══ Record excerpts ══
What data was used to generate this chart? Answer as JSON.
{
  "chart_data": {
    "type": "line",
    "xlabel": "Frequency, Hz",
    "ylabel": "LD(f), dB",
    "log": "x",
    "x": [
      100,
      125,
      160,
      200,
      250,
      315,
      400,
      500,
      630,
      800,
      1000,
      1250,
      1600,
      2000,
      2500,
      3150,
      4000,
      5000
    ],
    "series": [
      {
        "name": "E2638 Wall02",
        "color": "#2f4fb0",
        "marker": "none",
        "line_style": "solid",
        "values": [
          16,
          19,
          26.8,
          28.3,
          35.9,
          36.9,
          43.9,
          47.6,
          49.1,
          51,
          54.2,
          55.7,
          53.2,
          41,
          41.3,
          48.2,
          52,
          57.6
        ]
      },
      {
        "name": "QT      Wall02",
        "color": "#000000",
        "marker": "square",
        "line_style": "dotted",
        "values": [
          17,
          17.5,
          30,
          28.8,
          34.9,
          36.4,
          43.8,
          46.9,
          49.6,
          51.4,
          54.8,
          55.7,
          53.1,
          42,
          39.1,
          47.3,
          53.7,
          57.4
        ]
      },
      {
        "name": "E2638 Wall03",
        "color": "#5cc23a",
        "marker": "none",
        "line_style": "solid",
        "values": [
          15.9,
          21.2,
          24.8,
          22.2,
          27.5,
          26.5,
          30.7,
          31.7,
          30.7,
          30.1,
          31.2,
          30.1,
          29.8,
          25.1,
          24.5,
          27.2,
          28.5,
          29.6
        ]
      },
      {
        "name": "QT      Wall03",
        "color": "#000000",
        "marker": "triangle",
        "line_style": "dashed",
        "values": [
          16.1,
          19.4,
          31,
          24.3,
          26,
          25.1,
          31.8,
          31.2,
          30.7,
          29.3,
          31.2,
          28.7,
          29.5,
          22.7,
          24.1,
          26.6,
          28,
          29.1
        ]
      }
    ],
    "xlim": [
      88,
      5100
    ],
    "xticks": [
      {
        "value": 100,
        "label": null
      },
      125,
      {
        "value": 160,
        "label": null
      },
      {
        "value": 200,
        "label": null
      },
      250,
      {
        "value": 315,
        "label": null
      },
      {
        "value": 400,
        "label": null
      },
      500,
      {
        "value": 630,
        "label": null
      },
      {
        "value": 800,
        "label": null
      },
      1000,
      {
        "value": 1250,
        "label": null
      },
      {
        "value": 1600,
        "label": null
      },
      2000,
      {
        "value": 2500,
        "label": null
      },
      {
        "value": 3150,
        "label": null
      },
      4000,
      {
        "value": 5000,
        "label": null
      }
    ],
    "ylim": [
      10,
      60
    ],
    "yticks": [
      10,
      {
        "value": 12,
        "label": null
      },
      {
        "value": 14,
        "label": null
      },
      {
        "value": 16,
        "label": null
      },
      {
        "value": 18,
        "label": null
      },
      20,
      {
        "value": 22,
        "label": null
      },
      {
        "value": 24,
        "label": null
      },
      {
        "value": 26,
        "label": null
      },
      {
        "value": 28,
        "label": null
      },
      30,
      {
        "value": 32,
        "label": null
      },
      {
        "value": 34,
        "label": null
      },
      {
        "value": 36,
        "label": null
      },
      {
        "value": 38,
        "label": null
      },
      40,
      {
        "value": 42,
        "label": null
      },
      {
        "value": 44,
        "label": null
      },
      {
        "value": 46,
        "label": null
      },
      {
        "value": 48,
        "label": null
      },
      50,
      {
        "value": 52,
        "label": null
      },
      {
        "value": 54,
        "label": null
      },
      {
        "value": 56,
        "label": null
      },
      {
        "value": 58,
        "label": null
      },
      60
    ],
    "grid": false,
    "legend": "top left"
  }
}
═══
Using the listing above, list every line in which the string "marker" occurs.

        "marker": "none",
        "marker": "square",
        "marker": "none",
        "marker": "triangle",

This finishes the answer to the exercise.